Items from a dataset:
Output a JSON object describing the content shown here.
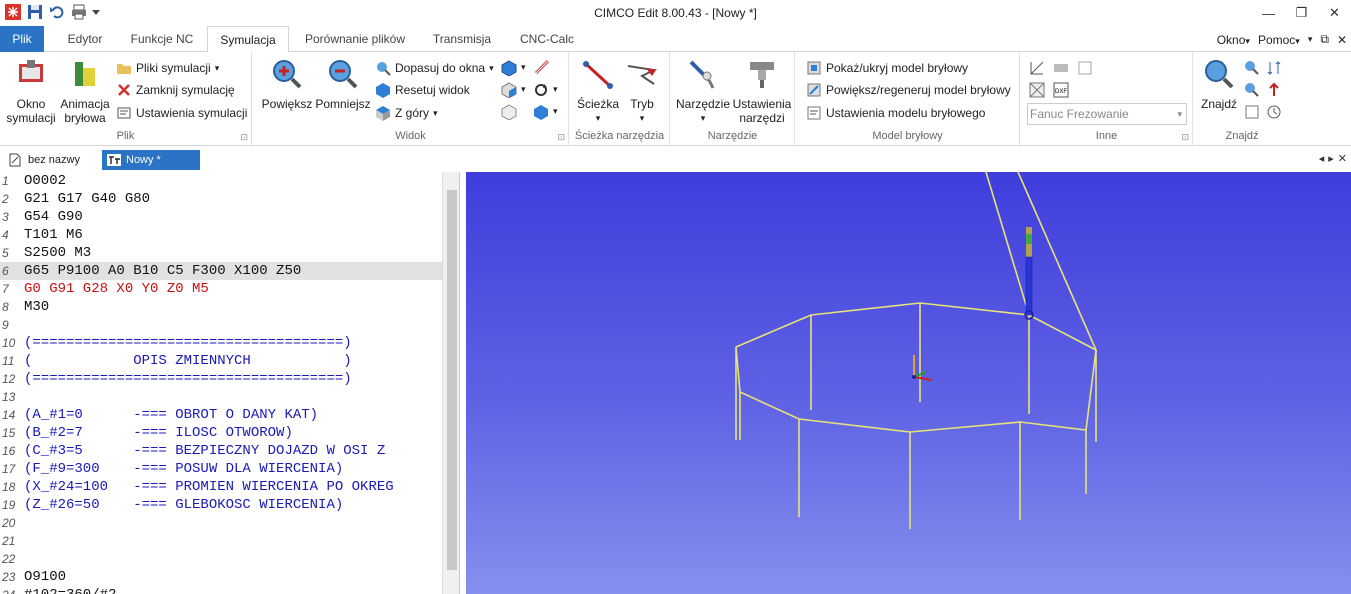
{
  "window": {
    "title": "CIMCO Edit 8.00.43 - [Nowy *]",
    "min": "—",
    "restore": "❐",
    "close": "✕"
  },
  "qat": {
    "icons": [
      "app-icon",
      "save-icon",
      "undo-icon",
      "print-icon",
      "dropdown-icon"
    ]
  },
  "tabs": [
    {
      "label": "Plik"
    },
    {
      "label": "Edytor"
    },
    {
      "label": "Funkcje NC"
    },
    {
      "label": "Symulacja"
    },
    {
      "label": "Porównanie plików"
    },
    {
      "label": "Transmisja"
    },
    {
      "label": "CNC-Calc"
    }
  ],
  "menus": {
    "okno": "Okno",
    "pomoc": "Pomoc",
    "arrow": "▾",
    "up": "▾",
    "pin": "⧉",
    "x": "✕"
  },
  "ribbon": {
    "plik": {
      "label": "Plik",
      "okno": "Okno symulacji",
      "okno_l1": "Okno",
      "okno_l2": "symulacji",
      "anim_l1": "Animacja",
      "anim_l2": "bryłowa",
      "pliki": "Pliki symulacji",
      "zamknij": "Zamknij symulację",
      "ustawienia": "Ustawienia symulacji",
      "launcher": "⊡"
    },
    "widok": {
      "label": "Widok",
      "powieksz": "Powiększ",
      "pomniejsz": "Pomniejsz",
      "dopasuj": "Dopasuj do okna",
      "resetuj": "Resetuj widok",
      "zgory": "Z góry",
      "launcher": "⊡"
    },
    "sciezka": {
      "label": "Ścieżka narzędzia",
      "sciezka": "Ścieżka",
      "tryb": "Tryb"
    },
    "narzedzie": {
      "label": "Narzędzie",
      "narzedzie": "Narzędzie",
      "ust_l1": "Ustawienia",
      "ust_l2": "narzędzi"
    },
    "model": {
      "label": "Model bryłowy",
      "pokaz": "Pokaż/ukryj model bryłowy",
      "powieksz": "Powiększ/regeneruj model bryłowy",
      "ustawienia": "Ustawienia modelu bryłowego"
    },
    "inne": {
      "label": "Inne",
      "select": "Fanuc Frezowanie",
      "launcher": "⊡"
    },
    "znajdz": {
      "label": "Znajdź",
      "znajdz": "Znajdź"
    }
  },
  "doctabs": [
    {
      "label": "bez nazwy"
    },
    {
      "label": "Nowy *"
    }
  ],
  "doctab_nav": {
    "left": "◂",
    "right": "▸",
    "close": "✕"
  },
  "editor": {
    "lines": [
      {
        "n": "1",
        "t": "O0002"
      },
      {
        "n": "2",
        "t": "G21 G17 G40 G80"
      },
      {
        "n": "3",
        "t": "G54 G90"
      },
      {
        "n": "4",
        "t": "T101 M6"
      },
      {
        "n": "5",
        "t": "S2500 M3"
      },
      {
        "n": "6",
        "t": "G65 P9100 A0 B10 C5 F300 X100 Z50"
      },
      {
        "n": "7",
        "t": "G0 G91 G28 X0 Y0 Z0 M5"
      },
      {
        "n": "8",
        "t": "M30"
      },
      {
        "n": "9",
        "t": ""
      },
      {
        "n": "10",
        "t": "(=====================================)"
      },
      {
        "n": "11",
        "t": "(            OPIS ZMIENNYCH           )"
      },
      {
        "n": "12",
        "t": "(=====================================)"
      },
      {
        "n": "13",
        "t": ""
      },
      {
        "n": "14",
        "t": "(A_#1=0      -=== OBROT O DANY KAT)"
      },
      {
        "n": "15",
        "t": "(B_#2=7      -=== ILOSC OTWOROW)"
      },
      {
        "n": "16",
        "t": "(C_#3=5      -=== BEZPIECZNY DOJAZD W OSI Z"
      },
      {
        "n": "17",
        "t": "(F_#9=300    -=== POSUW DLA WIERCENIA)"
      },
      {
        "n": "18",
        "t": "(X_#24=100   -=== PROMIEN WIERCENIA PO OKREG"
      },
      {
        "n": "19",
        "t": "(Z_#26=50    -=== GLEBOKOSC WIERCENIA)"
      },
      {
        "n": "20",
        "t": ""
      },
      {
        "n": "21",
        "t": ""
      },
      {
        "n": "22",
        "t": ""
      },
      {
        "n": "23",
        "t": "O9100"
      },
      {
        "n": "24",
        "t": "#102=360/#2"
      }
    ]
  },
  "colors": {
    "black": "#111111",
    "red": "#cc1010",
    "blue": "#1a1ab8",
    "wire": "#e8e27a",
    "bg_top": "#3f3ddc",
    "bg_bottom": "#8590ee"
  }
}
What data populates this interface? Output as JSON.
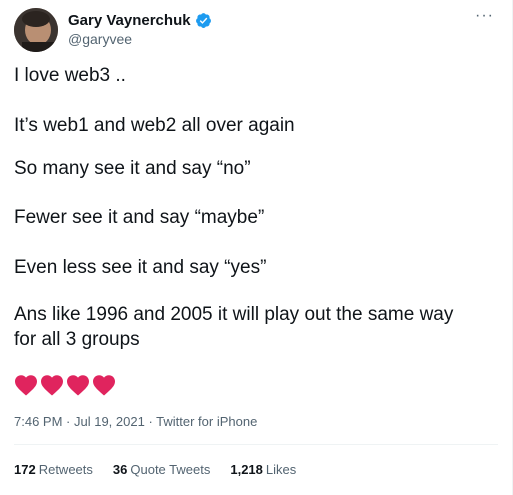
{
  "author": {
    "name": "Gary Vaynerchuk",
    "handle": "@garyvee",
    "verified": true
  },
  "tweet": {
    "lines": [
      "I love web3 ..",
      "It’s web1 and web2 all over again",
      "So many see it and say “no”",
      "Fewer see it and say “maybe”",
      "Even less see it and say “yes”",
      "Ans like 1996 and 2005 it will play out the same way",
      "for all 3 groups"
    ],
    "emoji": [
      "red-heart",
      "red-heart",
      "red-heart",
      "red-heart"
    ]
  },
  "meta": {
    "time": "7:46 PM",
    "separator": " · ",
    "date": "Jul 19, 2021",
    "source": "Twitter for iPhone"
  },
  "stats": {
    "retweets_count": "172",
    "retweets_label": "Retweets",
    "quotes_count": "36",
    "quotes_label": "Quote Tweets",
    "likes_count": "1,218",
    "likes_label": "Likes"
  },
  "more_label": "···",
  "colors": {
    "text": "#0f1419",
    "secondary": "#536471",
    "verified": "#1d9bf0",
    "heart": "#e0245e",
    "divider": "#eff3f4"
  }
}
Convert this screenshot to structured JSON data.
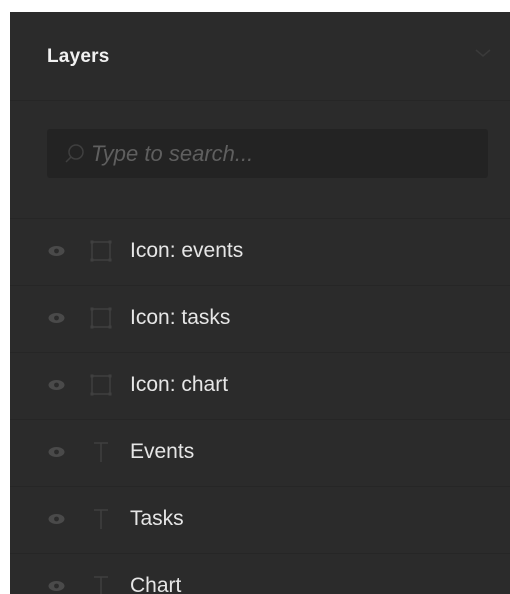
{
  "panel": {
    "title": "Layers",
    "collapse_icon": "chevron-down-icon"
  },
  "search": {
    "placeholder": "Type to search...",
    "value": "",
    "icon": "search-icon"
  },
  "layers": [
    {
      "label": "Icon: events",
      "type": "frame",
      "visible": true
    },
    {
      "label": "Icon: tasks",
      "type": "frame",
      "visible": true
    },
    {
      "label": "Icon: chart",
      "type": "frame",
      "visible": true
    },
    {
      "label": "Events",
      "type": "text",
      "visible": true
    },
    {
      "label": "Tasks",
      "type": "text",
      "visible": true
    },
    {
      "label": "Chart",
      "type": "text",
      "visible": true
    }
  ],
  "colors": {
    "panel_bg": "#2b2b2b",
    "search_bg": "#232323",
    "divider": "#262626",
    "label_text": "#e6e6e6",
    "icon_muted": "#4a4a4a"
  }
}
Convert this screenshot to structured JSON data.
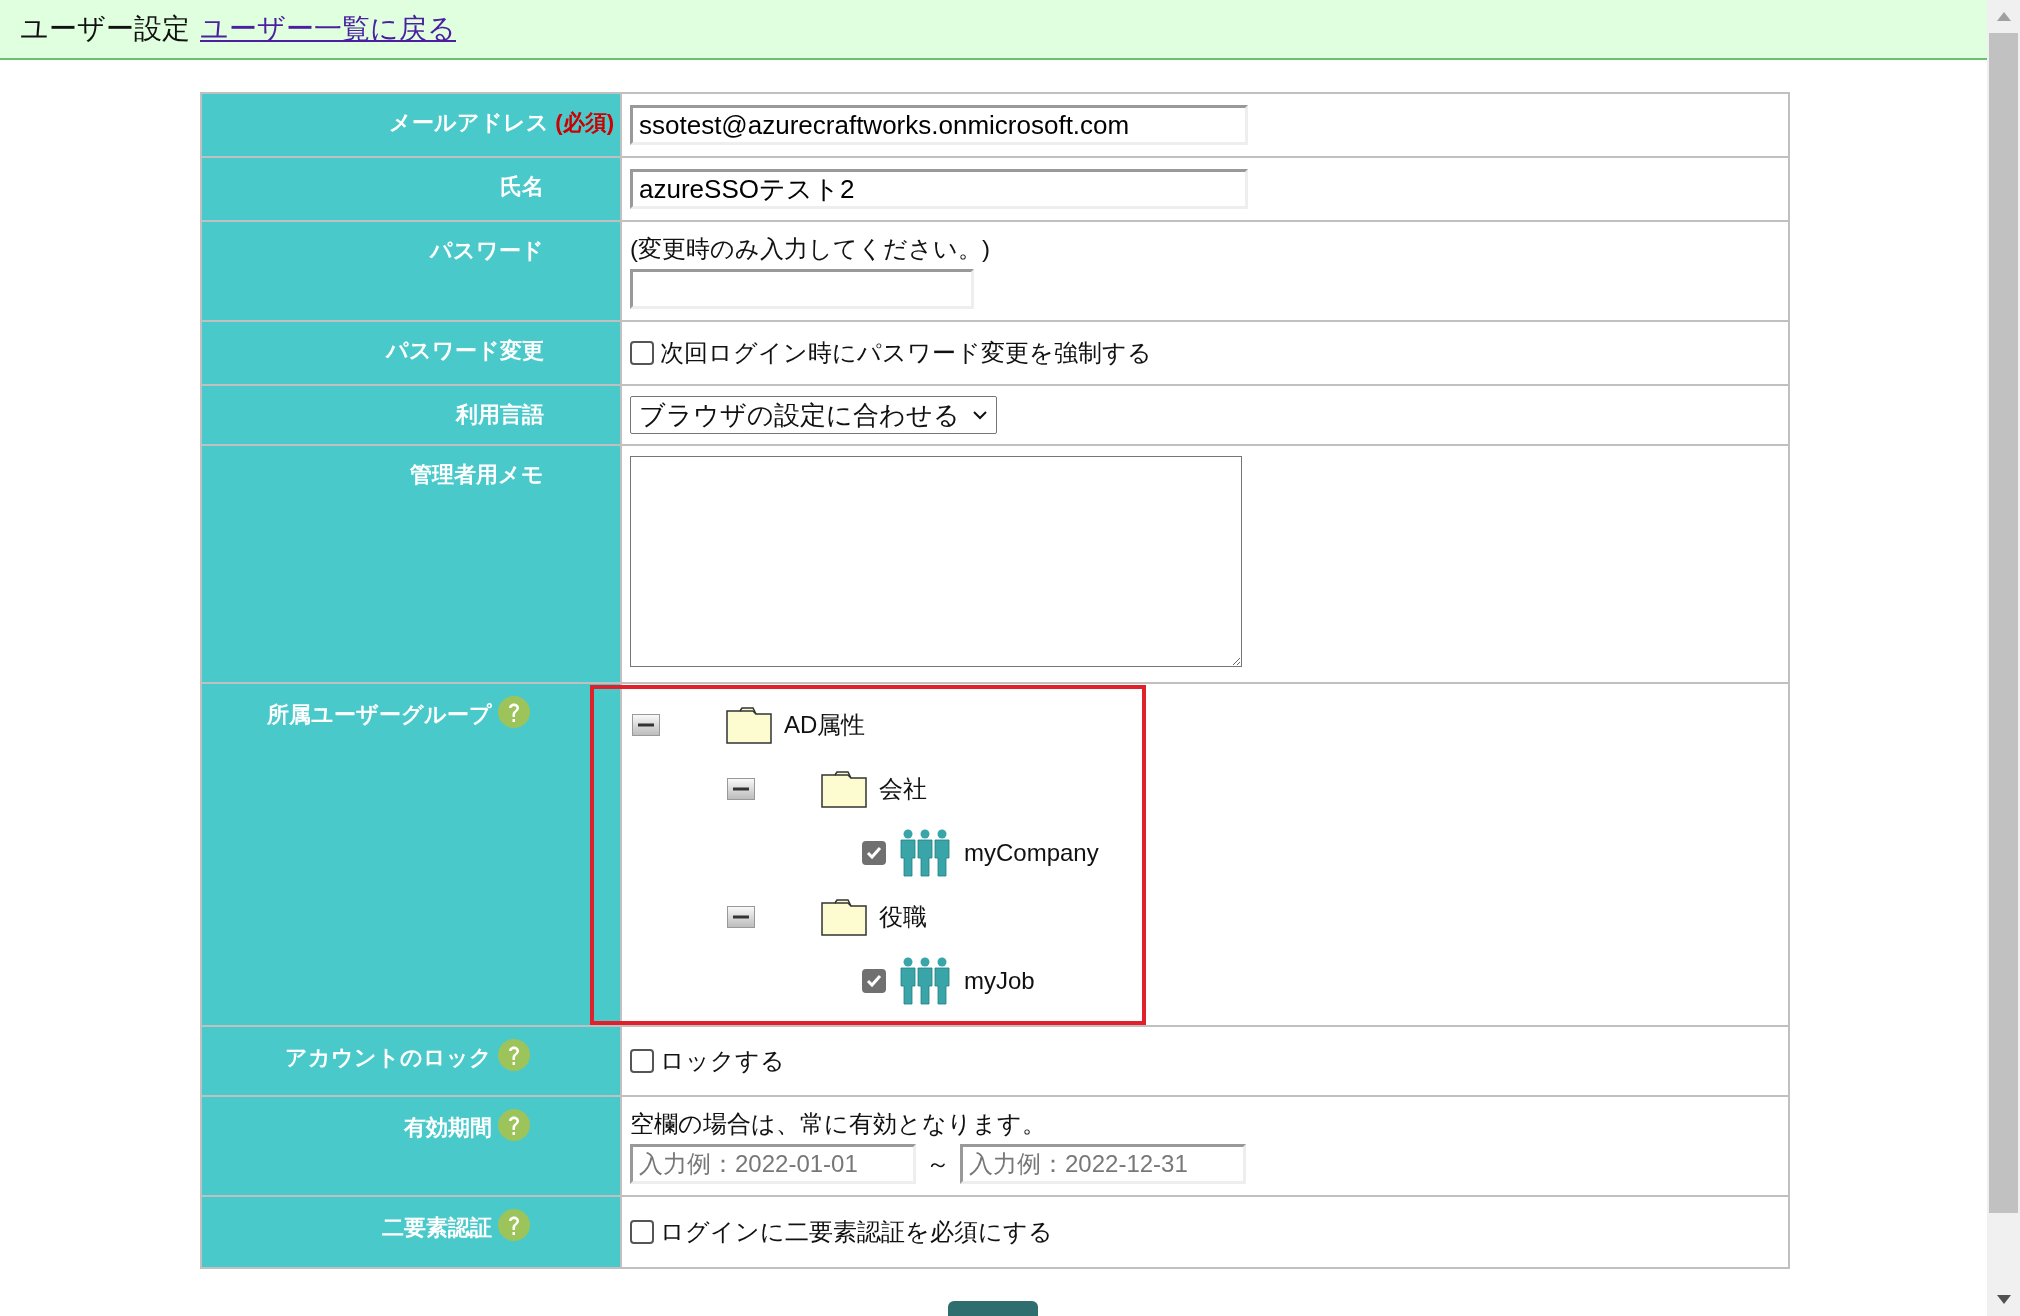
{
  "header": {
    "title": "ユーザー設定",
    "back_link": "ユーザー一覧に戻る"
  },
  "form": {
    "rows": [
      {
        "kind": "text",
        "label": "メールアドレス",
        "required": "(必須)",
        "value": "ssotest@azurecraftworks.onmicrosoft.com"
      },
      {
        "kind": "text",
        "label": "氏名",
        "value": "azureSSOテスト2"
      },
      {
        "kind": "password",
        "label": "パスワード",
        "note": "(変更時のみ入力してください。)"
      },
      {
        "kind": "checkbox",
        "label": "パスワード変更",
        "option": "次回ログイン時にパスワード変更を強制する",
        "checked": false
      },
      {
        "kind": "select",
        "label": "利用言語",
        "value": "ブラウザの設定に合わせる"
      },
      {
        "kind": "textarea",
        "label": "管理者用メモ"
      },
      {
        "kind": "tree",
        "label": "所属ユーザーグループ",
        "help": true,
        "highlighted": true,
        "tree": [
          {
            "kind": "folder",
            "label": "AD属性",
            "expanded": true,
            "children": [
              {
                "kind": "folder",
                "label": "会社",
                "expanded": true,
                "children": [
                  {
                    "kind": "group",
                    "label": "myCompany",
                    "checked": true
                  }
                ]
              },
              {
                "kind": "folder",
                "label": "役職",
                "expanded": true,
                "children": [
                  {
                    "kind": "group",
                    "label": "myJob",
                    "checked": true
                  }
                ]
              }
            ]
          }
        ]
      },
      {
        "kind": "checkbox",
        "label": "アカウントのロック",
        "help": true,
        "option": "ロックする",
        "checked": false
      },
      {
        "kind": "daterange",
        "label": "有効期間",
        "help": true,
        "note": "空欄の場合は、常に有効となります。",
        "from_placeholder": "入力例：2022-01-01",
        "separator": "～",
        "to_placeholder": "入力例：2022-12-31"
      },
      {
        "kind": "checkbox",
        "label": "二要素認証",
        "help": true,
        "option": "ログインに二要素認証を必須にする",
        "checked": false
      }
    ]
  }
}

**WHAT IS ASKED**
Each line above that holds the string "value" should be copied and shown.

**WORKED ANSWER**
    "value": "",
        "value": "ssotest@azurecraftworks.onmicrosoft.com"
        "value": "azureSSOテスト2"
        "value": "ブラウザの設定に合わせる"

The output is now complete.